* [Text]:
————

I firmly believe that the wrong call was made. Which means that those two officials weren’t just wrong. They were so certain about seeing something that didn’t happen that they overturned the correct call. That is a gross abuse of power.

I’ve heard the arguments about how it shouldn’t matter. The Wings gave up a two goal lead to get to this point. “They should have scored more goals if they wanted to win.”

That’s a flawed point and the people making it know it. The team scoring the most goals wins, not the team that scores more goals than the other team plus an arbitrary number of additional goals that may or may not be awarded by luck.

There’s also the argument that Patrick Eaves still could have scored to tie it. Which, of course, ignores that any goal of his would have been a game-winner.

In the end, what can you say to it? No one of consequence will admit to the wrong call being made. That wouldn’t fix things anyway.

Campbell Admits Holmstrom is a Marked Man

The Vancouver Sun (found via George Malik) has a quote from NHL senior vice president of hockey operations Colin Campbell where Campbell admits that refs have been instructed to watch Tomas Holmstrom closely.

————

* [Recorded information]:
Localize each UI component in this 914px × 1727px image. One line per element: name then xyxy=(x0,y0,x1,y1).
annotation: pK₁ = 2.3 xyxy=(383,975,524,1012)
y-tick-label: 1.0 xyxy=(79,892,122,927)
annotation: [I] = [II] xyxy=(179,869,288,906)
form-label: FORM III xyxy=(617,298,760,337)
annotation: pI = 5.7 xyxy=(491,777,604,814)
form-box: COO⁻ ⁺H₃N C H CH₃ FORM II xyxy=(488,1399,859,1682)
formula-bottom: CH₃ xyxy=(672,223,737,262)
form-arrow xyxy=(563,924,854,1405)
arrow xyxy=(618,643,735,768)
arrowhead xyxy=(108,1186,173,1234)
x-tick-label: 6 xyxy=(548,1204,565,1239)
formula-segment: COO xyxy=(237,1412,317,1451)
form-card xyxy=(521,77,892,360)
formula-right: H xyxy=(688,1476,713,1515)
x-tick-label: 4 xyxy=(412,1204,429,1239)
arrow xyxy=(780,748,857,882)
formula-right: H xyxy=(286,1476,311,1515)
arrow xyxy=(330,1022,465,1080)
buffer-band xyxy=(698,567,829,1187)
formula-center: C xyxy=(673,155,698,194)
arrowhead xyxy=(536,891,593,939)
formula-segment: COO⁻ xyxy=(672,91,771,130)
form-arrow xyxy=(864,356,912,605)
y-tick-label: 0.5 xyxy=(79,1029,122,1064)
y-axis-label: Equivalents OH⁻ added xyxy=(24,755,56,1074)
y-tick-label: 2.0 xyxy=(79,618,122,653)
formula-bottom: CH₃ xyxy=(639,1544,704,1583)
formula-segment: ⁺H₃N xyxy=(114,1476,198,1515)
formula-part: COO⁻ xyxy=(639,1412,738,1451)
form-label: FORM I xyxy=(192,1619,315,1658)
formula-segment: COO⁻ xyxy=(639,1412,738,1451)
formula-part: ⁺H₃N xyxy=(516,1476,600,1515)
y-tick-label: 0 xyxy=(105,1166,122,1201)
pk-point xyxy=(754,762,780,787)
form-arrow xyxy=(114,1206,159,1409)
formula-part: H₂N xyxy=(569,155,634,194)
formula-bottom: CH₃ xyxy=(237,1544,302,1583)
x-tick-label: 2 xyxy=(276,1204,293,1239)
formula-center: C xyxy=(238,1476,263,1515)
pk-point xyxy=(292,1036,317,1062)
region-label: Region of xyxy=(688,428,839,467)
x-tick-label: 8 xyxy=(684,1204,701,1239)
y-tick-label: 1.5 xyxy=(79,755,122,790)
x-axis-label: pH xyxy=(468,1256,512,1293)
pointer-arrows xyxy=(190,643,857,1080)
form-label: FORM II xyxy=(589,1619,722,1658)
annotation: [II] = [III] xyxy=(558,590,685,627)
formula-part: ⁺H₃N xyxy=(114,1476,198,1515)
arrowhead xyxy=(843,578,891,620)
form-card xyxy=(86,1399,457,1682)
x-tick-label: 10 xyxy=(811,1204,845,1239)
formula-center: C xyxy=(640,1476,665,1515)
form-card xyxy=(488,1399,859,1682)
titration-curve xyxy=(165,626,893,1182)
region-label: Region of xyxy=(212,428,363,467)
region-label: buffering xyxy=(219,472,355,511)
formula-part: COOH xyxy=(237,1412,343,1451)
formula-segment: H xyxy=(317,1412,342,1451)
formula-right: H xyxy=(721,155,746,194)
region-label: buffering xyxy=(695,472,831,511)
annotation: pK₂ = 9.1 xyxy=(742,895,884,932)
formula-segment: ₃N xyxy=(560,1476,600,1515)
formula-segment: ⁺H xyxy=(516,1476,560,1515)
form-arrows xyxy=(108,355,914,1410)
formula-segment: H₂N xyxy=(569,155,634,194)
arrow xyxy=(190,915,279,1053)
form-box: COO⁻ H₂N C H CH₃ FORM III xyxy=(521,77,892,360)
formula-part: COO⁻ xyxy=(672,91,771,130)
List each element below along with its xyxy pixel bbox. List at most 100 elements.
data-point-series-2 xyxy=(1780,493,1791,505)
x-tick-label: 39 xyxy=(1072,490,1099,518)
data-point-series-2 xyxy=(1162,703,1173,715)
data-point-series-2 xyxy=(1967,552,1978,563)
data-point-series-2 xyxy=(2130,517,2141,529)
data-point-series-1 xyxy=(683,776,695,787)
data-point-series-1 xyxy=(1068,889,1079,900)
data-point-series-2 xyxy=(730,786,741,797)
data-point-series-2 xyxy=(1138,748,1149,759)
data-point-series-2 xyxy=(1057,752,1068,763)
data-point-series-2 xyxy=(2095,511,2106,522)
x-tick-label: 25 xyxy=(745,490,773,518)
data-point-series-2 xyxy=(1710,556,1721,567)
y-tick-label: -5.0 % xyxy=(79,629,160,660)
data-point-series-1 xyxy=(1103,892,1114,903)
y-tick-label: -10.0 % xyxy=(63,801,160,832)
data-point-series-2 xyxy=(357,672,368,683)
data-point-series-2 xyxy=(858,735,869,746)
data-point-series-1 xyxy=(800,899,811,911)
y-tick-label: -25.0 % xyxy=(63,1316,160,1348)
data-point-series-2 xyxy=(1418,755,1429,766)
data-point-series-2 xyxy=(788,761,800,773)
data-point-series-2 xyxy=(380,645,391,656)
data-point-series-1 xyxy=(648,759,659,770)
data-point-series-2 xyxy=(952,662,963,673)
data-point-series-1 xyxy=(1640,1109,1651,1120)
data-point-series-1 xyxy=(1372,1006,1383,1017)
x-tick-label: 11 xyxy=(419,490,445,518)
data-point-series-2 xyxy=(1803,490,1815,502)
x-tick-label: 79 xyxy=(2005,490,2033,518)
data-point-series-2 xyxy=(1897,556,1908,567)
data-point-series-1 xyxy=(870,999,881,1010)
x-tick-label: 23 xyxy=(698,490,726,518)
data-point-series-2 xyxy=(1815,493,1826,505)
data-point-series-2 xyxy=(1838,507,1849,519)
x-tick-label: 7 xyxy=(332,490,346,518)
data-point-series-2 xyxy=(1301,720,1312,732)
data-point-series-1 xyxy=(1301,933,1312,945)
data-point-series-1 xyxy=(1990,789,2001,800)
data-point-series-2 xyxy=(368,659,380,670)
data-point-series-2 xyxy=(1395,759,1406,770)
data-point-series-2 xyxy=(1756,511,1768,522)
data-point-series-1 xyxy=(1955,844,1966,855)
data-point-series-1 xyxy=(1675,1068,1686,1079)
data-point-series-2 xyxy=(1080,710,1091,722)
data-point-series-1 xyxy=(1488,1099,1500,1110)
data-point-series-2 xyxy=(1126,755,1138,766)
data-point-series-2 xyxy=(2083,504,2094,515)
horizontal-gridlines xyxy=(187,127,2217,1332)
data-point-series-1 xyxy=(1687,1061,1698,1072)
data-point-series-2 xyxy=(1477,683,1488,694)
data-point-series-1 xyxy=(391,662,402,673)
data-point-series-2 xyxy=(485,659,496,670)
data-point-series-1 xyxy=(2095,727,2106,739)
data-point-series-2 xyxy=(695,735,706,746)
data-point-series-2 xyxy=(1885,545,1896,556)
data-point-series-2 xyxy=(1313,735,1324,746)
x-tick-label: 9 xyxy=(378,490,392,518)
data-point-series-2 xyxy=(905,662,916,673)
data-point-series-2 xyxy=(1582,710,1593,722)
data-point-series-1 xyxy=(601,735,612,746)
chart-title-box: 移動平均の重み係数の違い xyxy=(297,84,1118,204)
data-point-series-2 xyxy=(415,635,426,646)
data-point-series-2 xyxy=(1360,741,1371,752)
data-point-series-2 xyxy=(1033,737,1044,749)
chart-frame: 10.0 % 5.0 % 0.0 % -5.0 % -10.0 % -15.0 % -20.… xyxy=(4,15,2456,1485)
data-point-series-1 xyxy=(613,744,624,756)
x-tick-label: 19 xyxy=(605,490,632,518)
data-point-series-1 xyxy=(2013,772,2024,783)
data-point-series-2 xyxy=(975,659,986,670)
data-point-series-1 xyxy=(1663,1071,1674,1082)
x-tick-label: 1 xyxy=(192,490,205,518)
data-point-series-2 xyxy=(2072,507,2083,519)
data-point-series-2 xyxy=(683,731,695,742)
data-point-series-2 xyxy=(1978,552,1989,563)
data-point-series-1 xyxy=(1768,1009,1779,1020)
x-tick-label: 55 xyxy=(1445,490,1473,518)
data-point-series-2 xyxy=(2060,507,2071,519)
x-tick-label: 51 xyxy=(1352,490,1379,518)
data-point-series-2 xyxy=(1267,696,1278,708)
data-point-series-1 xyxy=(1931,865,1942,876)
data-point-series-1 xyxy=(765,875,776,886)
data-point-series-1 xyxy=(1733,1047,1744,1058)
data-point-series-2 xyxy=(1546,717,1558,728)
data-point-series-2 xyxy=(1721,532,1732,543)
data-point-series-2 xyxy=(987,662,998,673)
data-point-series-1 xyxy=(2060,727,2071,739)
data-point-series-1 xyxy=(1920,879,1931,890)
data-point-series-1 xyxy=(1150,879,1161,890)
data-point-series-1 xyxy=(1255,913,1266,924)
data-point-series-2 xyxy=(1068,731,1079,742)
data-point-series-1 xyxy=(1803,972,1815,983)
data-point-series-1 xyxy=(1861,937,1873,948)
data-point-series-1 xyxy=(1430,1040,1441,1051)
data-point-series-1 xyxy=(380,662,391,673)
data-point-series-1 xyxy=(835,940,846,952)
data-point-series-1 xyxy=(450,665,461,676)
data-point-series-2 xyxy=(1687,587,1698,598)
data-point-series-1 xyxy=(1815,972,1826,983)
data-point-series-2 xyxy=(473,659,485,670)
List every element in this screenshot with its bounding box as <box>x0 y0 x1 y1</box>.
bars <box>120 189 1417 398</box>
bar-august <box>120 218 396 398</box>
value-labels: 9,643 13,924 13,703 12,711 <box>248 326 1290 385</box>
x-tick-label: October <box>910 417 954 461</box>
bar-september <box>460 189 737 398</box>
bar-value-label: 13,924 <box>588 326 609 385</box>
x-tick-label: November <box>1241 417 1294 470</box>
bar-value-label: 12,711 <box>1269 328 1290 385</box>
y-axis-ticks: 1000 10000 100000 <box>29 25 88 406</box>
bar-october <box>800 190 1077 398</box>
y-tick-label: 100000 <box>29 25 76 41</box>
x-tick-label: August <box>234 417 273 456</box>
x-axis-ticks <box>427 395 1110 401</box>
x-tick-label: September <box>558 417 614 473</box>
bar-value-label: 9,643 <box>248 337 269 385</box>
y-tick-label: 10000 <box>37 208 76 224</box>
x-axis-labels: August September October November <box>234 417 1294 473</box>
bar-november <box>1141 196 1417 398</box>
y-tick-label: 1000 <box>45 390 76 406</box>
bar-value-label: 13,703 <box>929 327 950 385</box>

————

* [Problems to solve]:
1 > Using the hockey text above, answer each question briefly on its own line:
(a) How large a lead did the Wings give up?
(b) Which player does the text say still could have scored to tie it?
(c) Whom does Colin Campbell admit refs have been instructed to watch closely?
2 > Does each statement below agree with the hockey text? Answer yes or no, and quote the words from the text that decide it.
(a) The two officials overturned the correct call.
(b) Someone of consequence has admitted that the wrong call was made.
(c) The Vancouver Sun quote was found via George Malik.

* [Solutions by task]:
1 >
(a) A two goal lead.
(b) Patrick Eaves.
(c) Tomas Holmstrom.

2 >
(a) Yes: "they overturned the correct call."
(b) No: "No one of consequence will admit to the wrong call being made."
(c) Yes: "(found via George Malik)"